_WHAT IS REQUIRED_: Reproduce word for word the part of the Lockheed history below that runs from "The Hudson was" up to and including "other military firsts.".

Start of TEXT SHOWN

In 1939, Lockheed began work on a 40-pasenger airliner, the L-049 Constellation, based on an order from TWA. The triple-tailed plane incorporated a pressurized cabin, tricycle landing gear, and ultra-modern cabin features. The first plane flew in January 1943, and when the United States entered World War II, the Air Force took over the first batch for service as C-69 transports. It was the largest and fastest cargo transport to serve in the war. The plane would form the basis for future civil transports.

World War II saw Lockheed grow enormously. At the end of 1937, the company employed fewer than 2,000 people and had produced only a few hundred planes during its entire corporate lifetime. On March 31, 1940, its workforce stood at about 7,000 employees. By 1941, it had grown to almost 17,000 employees, and by 1943, to more than 90,000 people, including thousands of women who were engaged in building aircraft on the Lockheed production lines. By 1945, the company was rolling out 23 planes per day, and held war contracts valued at $2 billion. Between July 1, 1940 and August 31, 1945, Lockheed turned out more than 19,000 aircraft to become the fifth largest U.S. aircraft producer.

In 1937 Lockheed established a new AiRover Aircraft subsidiary to give Lockheed a place in the personal aviation market. Ai developed the StarLiner business airplane, but it didn't sell in the depressed market. AiRover became Vega Airplane Company in June 1938, which converted to military activity when the war began. At the end of 1941, Vega Airplane became Vega Aircraft Corporation, and Lockheed absorbed it on November 30, 1943. Its plants at Burbank, California, built more than 2,500 Boeing B-17s under license and also the PB-1 patrol bomber.

Lockheed also became a multinational corporation. During the war, it operated in England, Northern Ireland, Scotland, and Australia. The company provided Hudson aircraft for maritime patrol duties to Britain, benefiting from Britain's failure to build up its antisubmarine reconnaissance air fleet and its reliance instead on a sonar device that proved ineffective against German submarines. During 1938, an order that Britain placed for Hudsons as well as for Ventura transports and options on P-38 Lightning fighters totalled $65 million.

The Hudson was the first U.S.-built aircraft to be used operationally by the Royal Air Force (RAF) during the war. Responding to an urgent British requirement, Lockheed first received a contract for 200 aircraft; this grew to 250 aircraft by November 1939. By the time production ended in May 1943, a total of 2,941 Hudsons had been built. The Hudson succeeded in elevating Lockheed into the ranks of major aircraft manufacturers. During the war, a Hudson scored the first RAF victory of the war when it shot down a German flying boat on October 8, 1939, and the plane also scored a number of other military firsts.

End of TEXT SHOWN
Start of DATA

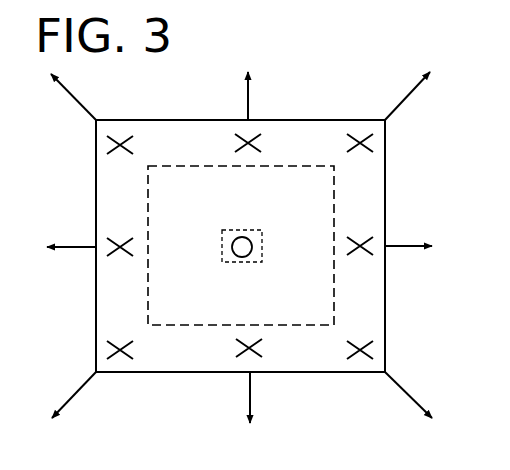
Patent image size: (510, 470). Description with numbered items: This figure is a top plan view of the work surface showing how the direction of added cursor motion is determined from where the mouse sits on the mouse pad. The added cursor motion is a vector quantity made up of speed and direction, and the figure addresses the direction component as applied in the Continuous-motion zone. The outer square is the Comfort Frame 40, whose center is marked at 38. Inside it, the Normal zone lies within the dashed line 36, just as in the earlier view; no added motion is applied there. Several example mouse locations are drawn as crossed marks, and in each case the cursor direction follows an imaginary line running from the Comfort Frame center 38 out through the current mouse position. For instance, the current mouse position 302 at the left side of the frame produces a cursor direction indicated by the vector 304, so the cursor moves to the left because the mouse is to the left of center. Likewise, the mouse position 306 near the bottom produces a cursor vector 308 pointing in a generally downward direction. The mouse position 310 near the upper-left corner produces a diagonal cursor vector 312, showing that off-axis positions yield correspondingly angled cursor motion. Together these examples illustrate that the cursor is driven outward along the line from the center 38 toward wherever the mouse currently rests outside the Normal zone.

The Comfort Frame 40 is at (336, 119).
The dashed line 36 is at (335, 190).
The center of the Comfort Frame 38 is at (243, 258).
The mouse position 310 is at (118, 136).
The current mouse position 302 is at (120, 240).
The mouse position 306 is at (236, 348).
The diagonal cursor vector 312 is at (73, 100).
The vector 304 is at (70, 252).
The cursor vector 308 is at (253, 387).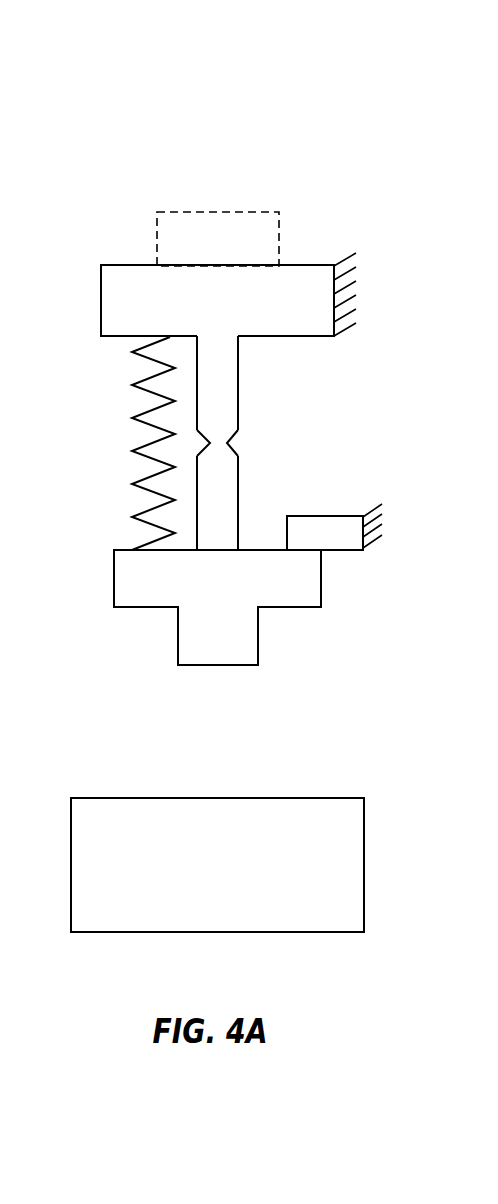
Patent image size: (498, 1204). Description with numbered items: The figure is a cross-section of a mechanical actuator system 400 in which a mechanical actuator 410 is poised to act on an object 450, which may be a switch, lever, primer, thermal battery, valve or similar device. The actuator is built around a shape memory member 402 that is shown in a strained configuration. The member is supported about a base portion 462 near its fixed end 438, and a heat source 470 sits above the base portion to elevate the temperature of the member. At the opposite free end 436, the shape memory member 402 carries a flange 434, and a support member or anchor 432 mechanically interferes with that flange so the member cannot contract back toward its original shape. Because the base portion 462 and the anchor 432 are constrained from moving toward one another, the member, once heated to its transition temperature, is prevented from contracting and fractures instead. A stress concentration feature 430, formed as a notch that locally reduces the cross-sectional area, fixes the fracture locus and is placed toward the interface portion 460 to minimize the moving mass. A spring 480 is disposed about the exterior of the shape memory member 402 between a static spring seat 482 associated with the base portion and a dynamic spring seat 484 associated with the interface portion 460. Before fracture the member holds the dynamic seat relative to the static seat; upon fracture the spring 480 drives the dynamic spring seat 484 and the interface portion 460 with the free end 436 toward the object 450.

The mechanical actuator system 400 is at (111, 75).
The mechanical actuator 410 is at (126, 209).
The heat source 470 is at (234, 212).
The base portion 462 is at (318, 336).
The shape memory member 402 is at (239, 407).
The fixed end 438 is at (256, 343).
The stress concentration feature 430 is at (246, 441).
The free end 436 is at (249, 539).
The spring 480 is at (133, 450).
The static spring seat 482 is at (121, 338).
The dynamic spring seat 484 is at (123, 550).
The support member or anchor 432 is at (332, 516).
The flange 434 is at (321, 582).
The interface portion 460 is at (260, 686).
The object 450 is at (217, 865).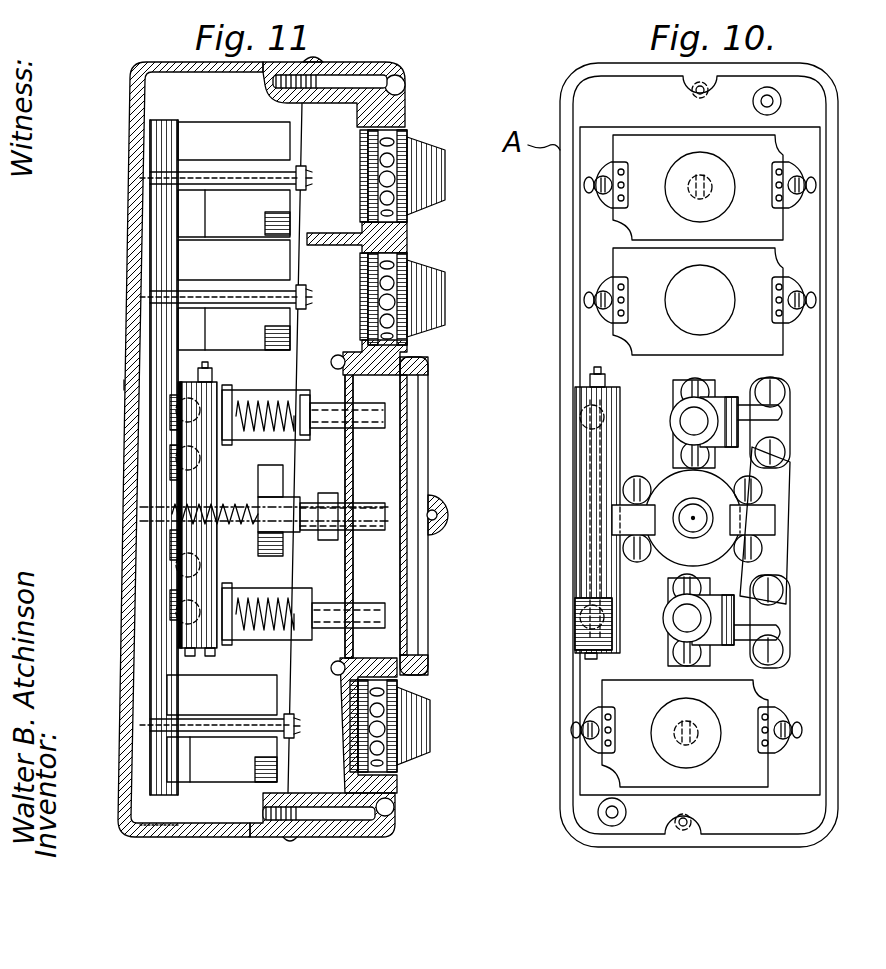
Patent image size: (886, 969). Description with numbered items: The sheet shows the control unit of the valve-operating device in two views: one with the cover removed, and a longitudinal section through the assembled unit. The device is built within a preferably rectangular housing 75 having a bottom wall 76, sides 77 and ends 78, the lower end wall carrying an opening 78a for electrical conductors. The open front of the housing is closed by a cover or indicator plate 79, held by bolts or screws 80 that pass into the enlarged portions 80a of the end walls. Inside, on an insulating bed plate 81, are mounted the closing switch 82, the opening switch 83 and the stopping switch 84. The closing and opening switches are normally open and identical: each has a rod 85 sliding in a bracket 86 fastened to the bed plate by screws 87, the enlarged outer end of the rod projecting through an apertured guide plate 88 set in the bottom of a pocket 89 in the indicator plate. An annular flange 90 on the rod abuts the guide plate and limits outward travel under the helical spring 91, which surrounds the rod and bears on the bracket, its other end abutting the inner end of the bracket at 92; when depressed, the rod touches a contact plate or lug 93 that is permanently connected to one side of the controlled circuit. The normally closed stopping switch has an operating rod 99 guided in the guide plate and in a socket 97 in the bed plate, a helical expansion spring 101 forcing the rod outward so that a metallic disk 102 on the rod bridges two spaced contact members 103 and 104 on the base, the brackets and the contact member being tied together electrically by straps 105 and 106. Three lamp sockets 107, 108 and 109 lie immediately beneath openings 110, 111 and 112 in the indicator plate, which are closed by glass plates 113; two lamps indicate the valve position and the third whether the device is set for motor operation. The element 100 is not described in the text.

In FIG. 10, the housing 75 is at (876, 721).
In FIG. 11, the bottom wall 76 is at (129, 385).
In FIG. 10, the side 77 is at (838, 228).
In FIG. 11, the end 78 is at (181, 62).
In FIG. 10, the end 78 is at (765, 72).
In FIG. 11, the opening 78a is at (175, 838).
In FIG. 11, the indicator plate 79 is at (392, 790).
In FIG. 11, the bolt or screw 80 is at (350, 76).
In FIG. 10, the enlarged portion 80a is at (702, 824).
In FIG. 11, the insulating bed plate 81 is at (148, 452).
In FIG. 11, the closing switch 82 is at (386, 612).
In FIG. 10, the closing switch 82 is at (670, 614).
In FIG. 11, the opening switch 83 is at (386, 416).
In FIG. 10, the opening switch 83 is at (672, 418).
In FIG. 11, the stopping switch 84 is at (408, 490).
In FIG. 10, the stopping switch 84 is at (690, 512).
In FIG. 11, the rod 85 is at (360, 400).
In FIG. 11, the bracket 86 is at (284, 390).
In FIG. 10, the bracket 86 is at (722, 406).
In FIG. 10, the screw 87 is at (776, 394).
In FIG. 11, the guide plate 88 is at (353, 475).
In FIG. 11, the pocket 89 is at (385, 578).
In FIG. 11, the annular flange 90 is at (304, 398).
In FIG. 11, the helical spring 91 is at (258, 400).
In FIG. 11, the inner end of bracket 92 is at (224, 382).
In FIG. 11, the contact plate or lug 93 is at (205, 372).
In FIG. 10, the contact plate or lug 93 is at (690, 396).
In FIG. 11, the socket 97 is at (140, 533).
In FIG. 11, the operating rod 99 is at (280, 495).
In FIG. 11, the block lower part 100 is at (290, 540).
In FIG. 11, the helical expansion spring 101 is at (235, 497).
In FIG. 11, the metallic disk 102 is at (278, 458).
In FIG. 10, the metallic disk 102 is at (668, 552).
In FIG. 10, the contact member 103 is at (617, 517).
In FIG. 10, the contact member 104 is at (760, 515).
In FIG. 10, the strap 105 is at (795, 466).
In FIG. 10, the strap 106 is at (766, 565).
In FIG. 11, the socket 107 is at (235, 698).
In FIG. 10, the socket 107 is at (700, 770).
In FIG. 11, the socket 108 is at (226, 295).
In FIG. 10, the socket 108 is at (748, 266).
In FIG. 11, the socket 109 is at (246, 150).
In FIG. 10, the socket 109 is at (686, 140).
In FIG. 11, the opening 110 is at (352, 700).
In FIG. 11, the opening 111 is at (362, 262).
In FIG. 11, the opening 112 is at (362, 160).
In FIG. 11, the glass plate 113 is at (405, 175).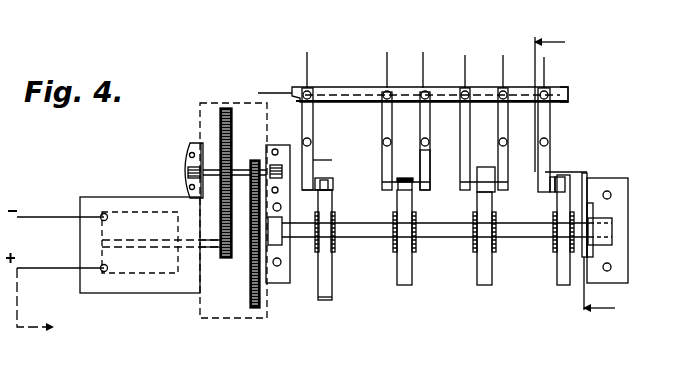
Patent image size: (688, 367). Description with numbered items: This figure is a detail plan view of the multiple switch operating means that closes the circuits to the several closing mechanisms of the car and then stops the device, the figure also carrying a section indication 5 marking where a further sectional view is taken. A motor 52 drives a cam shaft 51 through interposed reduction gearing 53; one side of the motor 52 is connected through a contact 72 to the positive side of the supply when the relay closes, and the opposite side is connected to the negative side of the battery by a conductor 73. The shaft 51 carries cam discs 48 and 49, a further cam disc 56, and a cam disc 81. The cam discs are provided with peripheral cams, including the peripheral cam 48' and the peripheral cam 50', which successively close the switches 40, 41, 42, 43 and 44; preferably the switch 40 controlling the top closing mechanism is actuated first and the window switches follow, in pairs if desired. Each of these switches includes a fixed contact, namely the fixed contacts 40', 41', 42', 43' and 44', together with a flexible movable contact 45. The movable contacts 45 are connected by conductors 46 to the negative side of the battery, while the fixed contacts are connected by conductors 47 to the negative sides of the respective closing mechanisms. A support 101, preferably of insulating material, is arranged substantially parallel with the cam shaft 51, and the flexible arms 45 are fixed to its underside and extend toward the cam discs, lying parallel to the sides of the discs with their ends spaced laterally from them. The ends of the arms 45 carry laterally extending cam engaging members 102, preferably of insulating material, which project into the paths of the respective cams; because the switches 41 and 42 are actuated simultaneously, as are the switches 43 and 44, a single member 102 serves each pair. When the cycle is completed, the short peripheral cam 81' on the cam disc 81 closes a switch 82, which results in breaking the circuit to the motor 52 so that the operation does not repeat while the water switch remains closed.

The section line 5 is at (575, 177).
The switch 40 is at (322, 121).
The fixed contact 40' is at (322, 139).
The switch 41 is at (370, 140).
The fixed contact 41' is at (369, 141).
The switch 42 is at (406, 140).
The fixed contact 42' is at (413, 170).
The switch 43 is at (452, 139).
The fixed contact 43' is at (438, 141).
The switch 44 is at (484, 139).
The fixed contact 44' is at (516, 132).
The movable contact 45 is at (381, 160).
The conductor 46 is at (277, 92).
The conductor 47 is at (422, 62).
The cam disc 48 is at (340, 245).
The peripheral cam 48' is at (334, 310).
The cam disc 49 is at (397, 283).
The peripheral cam 50' is at (504, 182).
The shaft 51 is at (454, 231).
The motor 52 is at (125, 212).
The reduction gearing 53 is at (250, 276).
The cam disk 56 is at (474, 285).
The contact 72 is at (52, 329).
The conductor 73 is at (44, 217).
The cam disc 81 is at (551, 232).
The peripheral cam 81' is at (586, 217).
The switch 82 is at (550, 143).
The support 101 is at (568, 87).
The cam engaging member 102 is at (333, 190).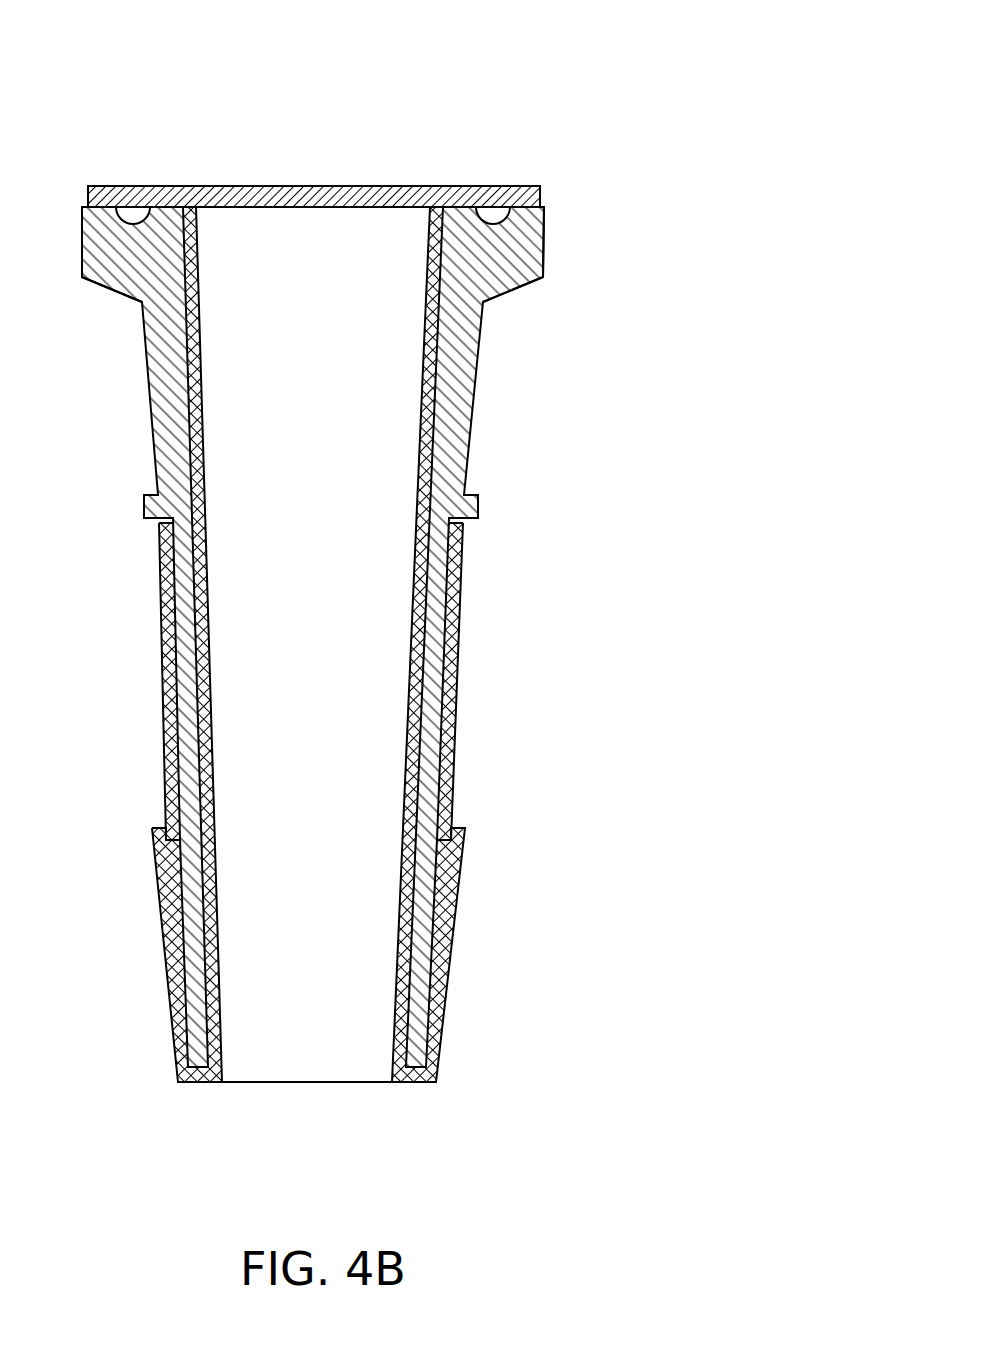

End of DATA

_THE OUTPUT_:
The Hudson was the first U.S.-built aircraft to be used operationally by the Royal Air Force (RAF) during the war. Responding to an urgent British requirement, Lockheed first received a contract for 200 aircraft; this grew to 250 aircraft by November 1939. By the time production ended in May 1943, a total of 2,941 Hudsons had been built. The Hudson succeeded in elevating Lockheed into the ranks of major aircraft manufacturers. During the war, a Hudson scored the first RAF victory of the war when it shot down a German flying boat on October 8, 1939, and the plane also scored a number of other military firsts.